▶ _Goal_
Each entry should be quoted word for word, including every mark of punctuation.
....
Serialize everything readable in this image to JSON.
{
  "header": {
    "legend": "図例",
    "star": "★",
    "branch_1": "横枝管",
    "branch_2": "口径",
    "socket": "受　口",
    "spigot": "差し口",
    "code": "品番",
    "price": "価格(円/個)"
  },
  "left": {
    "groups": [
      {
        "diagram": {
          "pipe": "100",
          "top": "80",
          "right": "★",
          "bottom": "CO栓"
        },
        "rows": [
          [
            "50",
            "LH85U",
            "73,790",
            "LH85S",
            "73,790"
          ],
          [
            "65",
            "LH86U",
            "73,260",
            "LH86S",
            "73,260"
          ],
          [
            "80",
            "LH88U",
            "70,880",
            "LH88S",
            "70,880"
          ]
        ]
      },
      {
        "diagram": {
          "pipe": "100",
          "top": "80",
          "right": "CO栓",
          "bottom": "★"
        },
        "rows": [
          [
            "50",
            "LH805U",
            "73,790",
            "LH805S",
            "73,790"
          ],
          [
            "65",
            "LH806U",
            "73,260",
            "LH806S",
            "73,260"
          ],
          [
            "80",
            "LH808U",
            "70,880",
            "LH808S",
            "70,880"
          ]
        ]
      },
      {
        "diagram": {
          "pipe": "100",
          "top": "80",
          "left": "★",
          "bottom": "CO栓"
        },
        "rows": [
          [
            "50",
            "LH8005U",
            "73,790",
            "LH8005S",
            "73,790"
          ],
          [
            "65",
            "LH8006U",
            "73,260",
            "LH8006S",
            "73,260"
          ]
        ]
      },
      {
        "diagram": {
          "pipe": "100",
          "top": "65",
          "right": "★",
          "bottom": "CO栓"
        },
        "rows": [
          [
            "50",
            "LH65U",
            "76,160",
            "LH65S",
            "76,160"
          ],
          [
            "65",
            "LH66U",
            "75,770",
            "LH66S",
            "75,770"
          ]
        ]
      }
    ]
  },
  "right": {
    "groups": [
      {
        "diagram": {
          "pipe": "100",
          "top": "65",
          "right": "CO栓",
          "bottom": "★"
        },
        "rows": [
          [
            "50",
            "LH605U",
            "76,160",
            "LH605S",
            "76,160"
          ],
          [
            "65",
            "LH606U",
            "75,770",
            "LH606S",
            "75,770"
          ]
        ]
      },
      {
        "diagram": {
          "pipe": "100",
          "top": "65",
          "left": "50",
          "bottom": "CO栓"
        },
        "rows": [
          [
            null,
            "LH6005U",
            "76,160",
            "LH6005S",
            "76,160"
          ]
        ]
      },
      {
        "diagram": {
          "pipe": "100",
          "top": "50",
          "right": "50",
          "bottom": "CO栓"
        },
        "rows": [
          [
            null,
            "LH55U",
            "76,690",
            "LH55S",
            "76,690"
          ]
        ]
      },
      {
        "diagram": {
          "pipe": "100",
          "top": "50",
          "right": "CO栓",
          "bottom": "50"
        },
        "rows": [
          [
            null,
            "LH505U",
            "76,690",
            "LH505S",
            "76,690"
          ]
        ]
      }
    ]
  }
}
....
▶ _Answer for the task_
Serialize everything readable in this image to JSON.
{
  "header": {
    "legend": "図例",
    "star": "★",
    "branch_1": "横枝管",
    "branch_2": "口径",
    "socket": "受　口",
    "spigot": "差し口",
    "code": "品番",
    "price": "価格(円/個)"
  },
  "left": {
    "groups": [
      {
        "diagram": {
          "pipe": "100",
          "top": "80",
          "right": "★",
          "bottom": "CO栓"
        },
        "rows": [
          [
            "50",
            "LH85U",
            "73,790",
            "LH85S",
            "73,790"
          ],
          [
            "65",
            "LH86U",
            "73,260",
            "LH86S",
            "73,260"
          ],
          [
            "80",
            "LH88U",
            "70,880",
            "LH88S",
            "70,880"
          ]
        ]
      },
      {
        "diagram": {
          "pipe": "100",
          "top": "80",
          "right": "CO栓",
          "bottom": "★"
        },
        "rows": [
          [
            "50",
            "LH805U",
            "73,790",
            "LH805S",
            "73,790"
          ],
          [
            "65",
            "LH806U",
            "73,260",
            "LH806S",
            "73,260"
          ],
          [
            "80",
            "LH808U",
            "70,880",
            "LH808S",
            "70,880"
          ]
        ]
      },
      {
        "diagram": {
          "pipe": "100",
          "top": "80",
          "left": "★",
          "bottom": "CO栓"
        },
        "rows": [
          [
            "50",
            "LH8005U",
            "73,790",
            "LH8005S",
            "73,790"
          ],
          [
            "65",
            "LH8006U",
            "73,260",
            "LH8006S",
            "73,260"
          ]
        ]
      },
      {
        "diagram": {
          "pipe": "100",
          "top": "65",
          "right": "★",
          "bottom": "CO栓"
        },
        "rows": [
          [
            "50",
            "LH65U",
            "76,160",
            "LH65S",
            "76,160"
          ],
          [
            "65",
            "LH66U",
            "75,770",
            "LH66S",
            "75,770"
          ]
        ]
      }
    ]
  },
  "right": {
    "groups": [
      {
        "diagram": {
          "pipe": "100",
          "top": "65",
          "right": "CO栓",
          "bottom": "★"
        },
        "rows": [
          [
            "50",
            "LH605U",
            "76,160",
            "LH605S",
            "76,160"
          ],
          [
            "65",
            "LH606U",
            "75,770",
            "LH606S",
            "75,770"
          ]
        ]
      },
      {
        "diagram": {
          "pipe": "100",
          "top": "65",
          "left": "50",
          "bottom": "CO栓"
        },
        "rows": [
          [
            null,
            "LH6005U",
            "76,160",
            "LH6005S",
            "76,160"
          ]
        ]
      },
      {
        "diagram": {
          "pipe": "100",
          "top": "50",
          "right": "50",
          "bottom": "CO栓"
        },
        "rows": [
          [
            null,
            "LH55U",
            "76,690",
            "LH55S",
            "76,690"
          ]
        ]
      },
      {
        "diagram": {
          "pipe": "100",
          "top": "50",
          "right": "CO栓",
          "bottom": "50"
        },
        "rows": [
          [
            null,
            "LH505U",
            "76,690",
            "LH505S",
            "76,690"
          ]
        ]
      }
    ]
  }
}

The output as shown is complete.